> [RECORDS TO USE]

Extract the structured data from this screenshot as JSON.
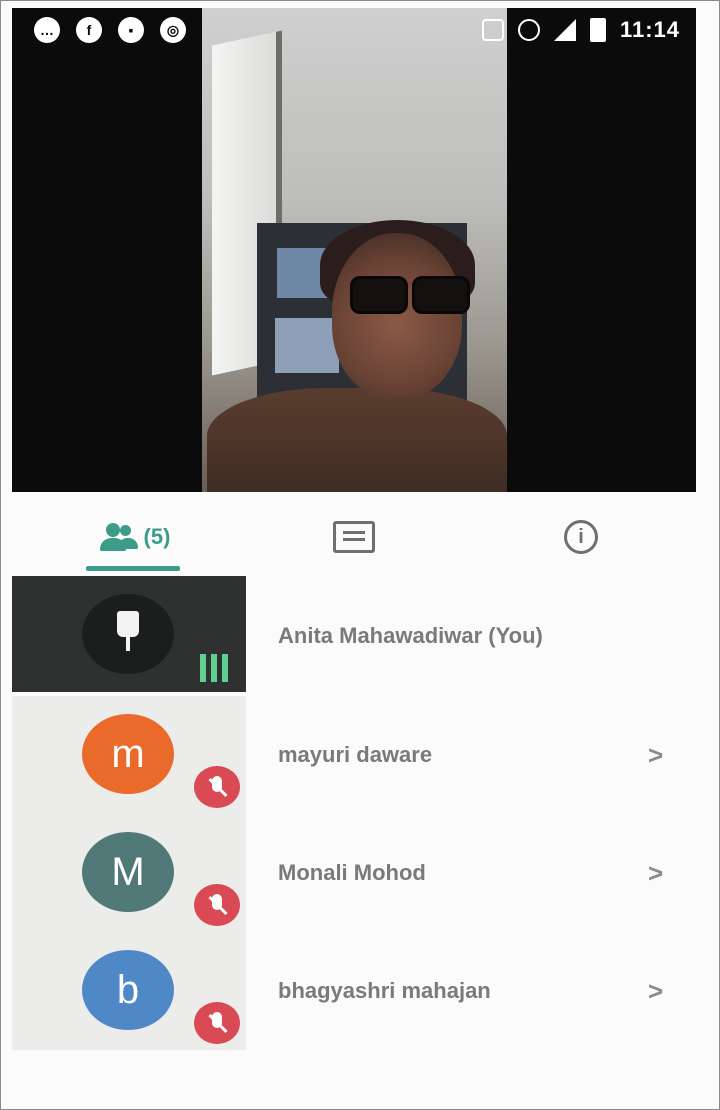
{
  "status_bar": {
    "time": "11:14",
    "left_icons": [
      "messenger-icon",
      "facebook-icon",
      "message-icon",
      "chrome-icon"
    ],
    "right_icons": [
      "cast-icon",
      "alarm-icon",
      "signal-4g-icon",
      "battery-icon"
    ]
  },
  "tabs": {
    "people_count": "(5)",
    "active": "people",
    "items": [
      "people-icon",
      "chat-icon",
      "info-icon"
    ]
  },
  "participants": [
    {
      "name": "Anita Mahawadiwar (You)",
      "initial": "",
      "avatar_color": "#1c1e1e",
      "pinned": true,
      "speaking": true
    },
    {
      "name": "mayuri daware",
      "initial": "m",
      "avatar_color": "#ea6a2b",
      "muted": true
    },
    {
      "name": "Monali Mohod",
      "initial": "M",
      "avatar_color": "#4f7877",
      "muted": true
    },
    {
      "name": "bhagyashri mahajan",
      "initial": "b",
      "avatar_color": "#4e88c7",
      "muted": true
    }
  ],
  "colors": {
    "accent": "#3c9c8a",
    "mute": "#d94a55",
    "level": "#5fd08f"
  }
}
---
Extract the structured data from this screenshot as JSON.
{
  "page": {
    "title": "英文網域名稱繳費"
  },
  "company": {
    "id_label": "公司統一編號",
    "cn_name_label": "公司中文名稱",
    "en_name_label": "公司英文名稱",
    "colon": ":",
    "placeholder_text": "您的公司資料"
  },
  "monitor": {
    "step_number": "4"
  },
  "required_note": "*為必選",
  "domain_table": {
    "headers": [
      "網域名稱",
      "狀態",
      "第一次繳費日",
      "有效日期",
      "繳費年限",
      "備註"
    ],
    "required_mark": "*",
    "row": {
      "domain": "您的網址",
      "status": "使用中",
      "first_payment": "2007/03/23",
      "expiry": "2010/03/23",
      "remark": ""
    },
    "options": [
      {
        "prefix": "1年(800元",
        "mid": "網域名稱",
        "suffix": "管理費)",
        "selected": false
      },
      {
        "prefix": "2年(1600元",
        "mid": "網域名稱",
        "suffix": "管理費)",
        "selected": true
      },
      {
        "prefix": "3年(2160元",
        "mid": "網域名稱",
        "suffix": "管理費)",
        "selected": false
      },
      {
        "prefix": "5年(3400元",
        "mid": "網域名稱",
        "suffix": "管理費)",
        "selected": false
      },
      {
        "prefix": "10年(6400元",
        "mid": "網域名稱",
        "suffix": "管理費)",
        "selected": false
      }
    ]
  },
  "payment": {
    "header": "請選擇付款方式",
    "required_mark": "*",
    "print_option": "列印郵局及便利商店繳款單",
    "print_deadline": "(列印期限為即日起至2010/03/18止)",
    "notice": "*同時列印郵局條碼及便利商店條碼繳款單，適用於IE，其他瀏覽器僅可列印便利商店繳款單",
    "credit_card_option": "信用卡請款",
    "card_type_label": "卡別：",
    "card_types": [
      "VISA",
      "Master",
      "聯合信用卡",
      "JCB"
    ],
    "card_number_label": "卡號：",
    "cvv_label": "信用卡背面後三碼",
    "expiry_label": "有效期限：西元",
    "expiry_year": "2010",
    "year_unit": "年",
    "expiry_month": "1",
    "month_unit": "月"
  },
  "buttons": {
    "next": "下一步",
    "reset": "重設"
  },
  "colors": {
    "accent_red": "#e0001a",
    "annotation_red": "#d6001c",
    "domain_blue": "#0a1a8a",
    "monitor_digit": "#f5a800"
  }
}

> [WHAT YOU ARE ASKED TO DO] Copy each line in the data that holds the word "prefix".

> [WRITTEN SOLUTION]
        "prefix": "1年(800元",
        "prefix": "2年(1600元",
        "prefix": "3年(2160元",
        "prefix": "5年(3400元",
        "prefix": "10年(6400元",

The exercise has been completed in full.